Saved entries:

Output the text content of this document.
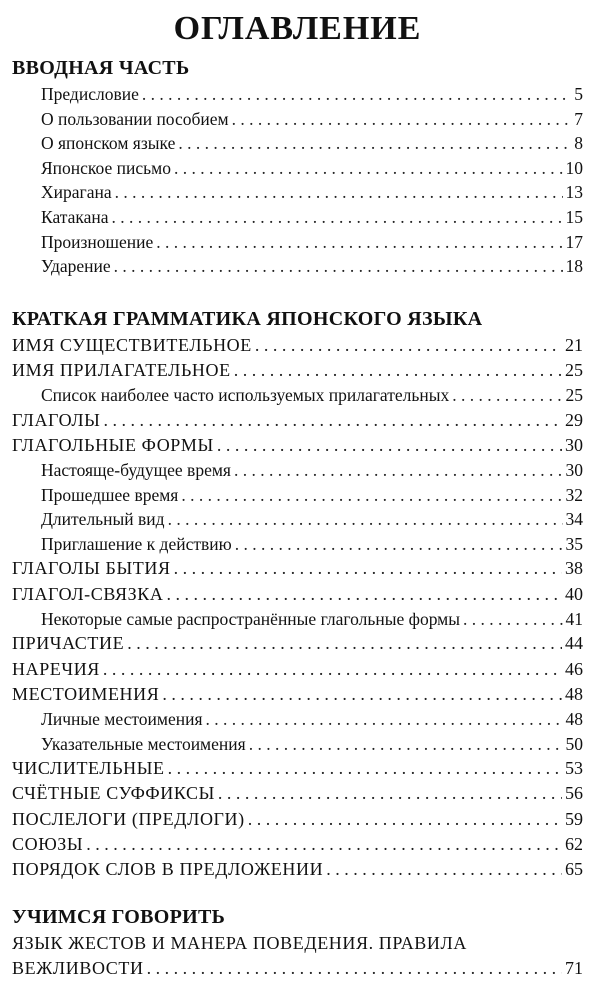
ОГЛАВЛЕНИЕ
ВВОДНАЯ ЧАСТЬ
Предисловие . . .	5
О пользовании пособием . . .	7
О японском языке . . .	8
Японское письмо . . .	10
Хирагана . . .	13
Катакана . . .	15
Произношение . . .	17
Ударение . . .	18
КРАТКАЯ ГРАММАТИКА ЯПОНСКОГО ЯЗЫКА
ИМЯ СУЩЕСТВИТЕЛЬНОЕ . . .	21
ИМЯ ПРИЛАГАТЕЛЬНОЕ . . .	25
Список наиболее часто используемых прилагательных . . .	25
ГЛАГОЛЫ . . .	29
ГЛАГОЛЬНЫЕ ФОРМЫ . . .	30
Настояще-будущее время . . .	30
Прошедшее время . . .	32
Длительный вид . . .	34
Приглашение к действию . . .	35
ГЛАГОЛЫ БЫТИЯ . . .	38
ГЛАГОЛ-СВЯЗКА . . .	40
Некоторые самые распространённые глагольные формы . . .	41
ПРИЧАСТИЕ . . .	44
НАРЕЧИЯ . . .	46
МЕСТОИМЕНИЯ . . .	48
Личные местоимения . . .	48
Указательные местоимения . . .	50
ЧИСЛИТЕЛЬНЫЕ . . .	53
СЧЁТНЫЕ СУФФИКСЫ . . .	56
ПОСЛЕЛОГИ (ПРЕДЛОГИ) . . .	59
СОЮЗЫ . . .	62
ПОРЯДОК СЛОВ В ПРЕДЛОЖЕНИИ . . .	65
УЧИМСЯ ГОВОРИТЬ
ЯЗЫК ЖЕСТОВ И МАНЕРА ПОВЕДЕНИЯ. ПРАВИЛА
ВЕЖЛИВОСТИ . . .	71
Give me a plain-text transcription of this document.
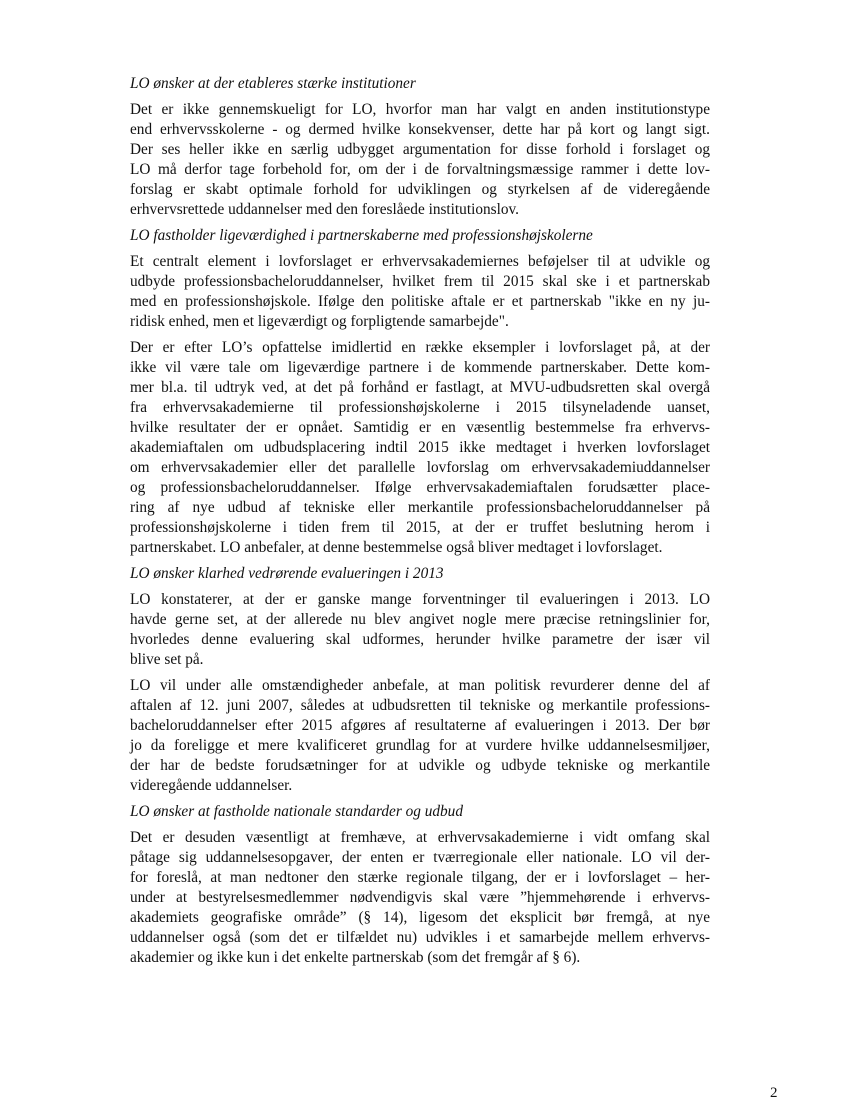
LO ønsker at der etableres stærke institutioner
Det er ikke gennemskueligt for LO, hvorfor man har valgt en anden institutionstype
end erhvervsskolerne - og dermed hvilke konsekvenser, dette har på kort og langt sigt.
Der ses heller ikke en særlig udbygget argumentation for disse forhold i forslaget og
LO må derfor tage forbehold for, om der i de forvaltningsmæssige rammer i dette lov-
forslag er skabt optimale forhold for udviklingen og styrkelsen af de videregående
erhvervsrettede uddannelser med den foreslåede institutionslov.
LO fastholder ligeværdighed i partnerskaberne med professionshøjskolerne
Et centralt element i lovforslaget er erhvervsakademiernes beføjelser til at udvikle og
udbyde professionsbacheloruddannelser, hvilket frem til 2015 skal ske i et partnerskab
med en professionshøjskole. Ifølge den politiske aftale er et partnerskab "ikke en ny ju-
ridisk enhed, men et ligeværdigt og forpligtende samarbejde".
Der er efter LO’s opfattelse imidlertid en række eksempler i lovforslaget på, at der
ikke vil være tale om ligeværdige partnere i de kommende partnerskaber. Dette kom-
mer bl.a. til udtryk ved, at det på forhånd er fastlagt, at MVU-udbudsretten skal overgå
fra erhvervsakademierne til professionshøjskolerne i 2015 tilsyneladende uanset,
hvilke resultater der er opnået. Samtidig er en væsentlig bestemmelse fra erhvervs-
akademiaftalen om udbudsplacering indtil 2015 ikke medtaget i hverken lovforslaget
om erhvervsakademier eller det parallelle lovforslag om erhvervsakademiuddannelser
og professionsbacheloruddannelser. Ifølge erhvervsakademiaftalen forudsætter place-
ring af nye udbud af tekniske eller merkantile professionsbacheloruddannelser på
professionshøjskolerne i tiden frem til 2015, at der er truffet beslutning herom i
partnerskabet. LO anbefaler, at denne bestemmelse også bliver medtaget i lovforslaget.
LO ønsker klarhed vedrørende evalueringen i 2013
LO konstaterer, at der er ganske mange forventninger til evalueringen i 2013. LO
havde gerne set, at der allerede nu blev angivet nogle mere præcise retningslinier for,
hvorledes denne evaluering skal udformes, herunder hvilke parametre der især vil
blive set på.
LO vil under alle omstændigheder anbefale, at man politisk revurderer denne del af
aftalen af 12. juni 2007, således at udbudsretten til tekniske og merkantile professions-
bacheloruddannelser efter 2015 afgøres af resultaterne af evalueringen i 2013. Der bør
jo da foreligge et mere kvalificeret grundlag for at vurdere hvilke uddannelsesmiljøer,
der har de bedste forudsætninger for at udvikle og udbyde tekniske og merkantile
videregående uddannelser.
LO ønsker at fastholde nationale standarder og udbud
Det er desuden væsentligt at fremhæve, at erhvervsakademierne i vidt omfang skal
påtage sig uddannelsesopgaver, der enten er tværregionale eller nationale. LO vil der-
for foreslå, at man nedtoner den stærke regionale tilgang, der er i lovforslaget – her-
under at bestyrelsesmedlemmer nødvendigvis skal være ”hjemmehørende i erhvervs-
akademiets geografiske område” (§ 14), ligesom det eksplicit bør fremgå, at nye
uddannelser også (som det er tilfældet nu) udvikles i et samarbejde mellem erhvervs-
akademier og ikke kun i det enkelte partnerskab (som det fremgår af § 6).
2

* _What you should do_: Reproduce every line above as written, skipping pictures.

* _Task solution_:
Output the text content of this document.
ОГЛАВЛЕНИЕ
ВВОДНАЯ ЧАСТЬ
Предисловие . . .	5
О пользовании пособием . . .	7
О японском языке . . .	8
Японское письмо . . .	10
Хирагана . . .	13
Катакана . . .	15
Произношение . . .	17
Ударение . . .	18
КРАТКАЯ ГРАММАТИКА ЯПОНСКОГО ЯЗЫКА
ИМЯ СУЩЕСТВИТЕЛЬНОЕ . . .	21
ИМЯ ПРИЛАГАТЕЛЬНОЕ . . .	25
Список наиболее часто используемых прилагательных . . .	25
ГЛАГОЛЫ . . .	29
ГЛАГОЛЬНЫЕ ФОРМЫ . . .	30
Настояще-будущее время . . .	30
Прошедшее время . . .	32
Длительный вид . . .	34
Приглашение к действию . . .	35
ГЛАГОЛЫ БЫТИЯ . . .	38
ГЛАГОЛ-СВЯЗКА . . .	40
Некоторые самые распространённые глагольные формы . . .	41
ПРИЧАСТИЕ . . .	44
НАРЕЧИЯ . . .	46
МЕСТОИМЕНИЯ . . .	48
Личные местоимения . . .	48
Указательные местоимения . . .	50
ЧИСЛИТЕЛЬНЫЕ . . .	53
СЧЁТНЫЕ СУФФИКСЫ . . .	56
ПОСЛЕЛОГИ (ПРЕДЛОГИ) . . .	59
СОЮЗЫ . . .	62
ПОРЯДОК СЛОВ В ПРЕДЛОЖЕНИИ . . .	65
УЧИМСЯ ГОВОРИТЬ
ЯЗЫК ЖЕСТОВ И МАНЕРА ПОВЕДЕНИЯ. ПРАВИЛА
ВЕЖЛИВОСТИ . . .	71
Give me a plain-text transcription of this document.
LO ønsker at der etableres stærke institutioner
Det er ikke gennemskueligt for LO, hvorfor man har valgt en anden institutionstype
end erhvervsskolerne - og dermed hvilke konsekvenser, dette har på kort og langt sigt.
Der ses heller ikke en særlig udbygget argumentation for disse forhold i forslaget og
LO må derfor tage forbehold for, om der i de forvaltningsmæssige rammer i dette lov-
forslag er skabt optimale forhold for udviklingen og styrkelsen af de videregående
erhvervsrettede uddannelser med den foreslåede institutionslov.
LO fastholder ligeværdighed i partnerskaberne med professionshøjskolerne
Et centralt element i lovforslaget er erhvervsakademiernes beføjelser til at udvikle og
udbyde professionsbacheloruddannelser, hvilket frem til 2015 skal ske i et partnerskab
med en professionshøjskole. Ifølge den politiske aftale er et partnerskab "ikke en ny ju-
ridisk enhed, men et ligeværdigt og forpligtende samarbejde".
Der er efter LO’s opfattelse imidlertid en række eksempler i lovforslaget på, at der
ikke vil være tale om ligeværdige partnere i de kommende partnerskaber. Dette kom-
mer bl.a. til udtryk ved, at det på forhånd er fastlagt, at MVU-udbudsretten skal overgå
fra erhvervsakademierne til professionshøjskolerne i 2015 tilsyneladende uanset,
hvilke resultater der er opnået. Samtidig er en væsentlig bestemmelse fra erhvervs-
akademiaftalen om udbudsplacering indtil 2015 ikke medtaget i hverken lovforslaget
om erhvervsakademier eller det parallelle lovforslag om erhvervsakademiuddannelser
og professionsbacheloruddannelser. Ifølge erhvervsakademiaftalen forudsætter place-
ring af nye udbud af tekniske eller merkantile professionsbacheloruddannelser på
professionshøjskolerne i tiden frem til 2015, at der er truffet beslutning herom i
partnerskabet. LO anbefaler, at denne bestemmelse også bliver medtaget i lovforslaget.
LO ønsker klarhed vedrørende evalueringen i 2013
LO konstaterer, at der er ganske mange forventninger til evalueringen i 2013. LO
havde gerne set, at der allerede nu blev angivet nogle mere præcise retningslinier for,
hvorledes denne evaluering skal udformes, herunder hvilke parametre der især vil
blive set på.
LO vil under alle omstændigheder anbefale, at man politisk revurderer denne del af
aftalen af 12. juni 2007, således at udbudsretten til tekniske og merkantile professions-
bacheloruddannelser efter 2015 afgøres af resultaterne af evalueringen i 2013. Der bør
jo da foreligge et mere kvalificeret grundlag for at vurdere hvilke uddannelsesmiljøer,
der har de bedste forudsætninger for at udvikle og udbyde tekniske og merkantile
videregående uddannelser.
LO ønsker at fastholde nationale standarder og udbud
Det er desuden væsentligt at fremhæve, at erhvervsakademierne i vidt omfang skal
påtage sig uddannelsesopgaver, der enten er tværregionale eller nationale. LO vil der-
for foreslå, at man nedtoner den stærke regionale tilgang, der er i lovforslaget – her-
under at bestyrelsesmedlemmer nødvendigvis skal være ”hjemmehørende i erhvervs-
akademiets geografiske område” (§ 14), ligesom det eksplicit bør fremgå, at nye
uddannelser også (som det er tilfældet nu) udvikles i et samarbejde mellem erhvervs-
akademier og ikke kun i det enkelte partnerskab (som det fremgår af § 6).
2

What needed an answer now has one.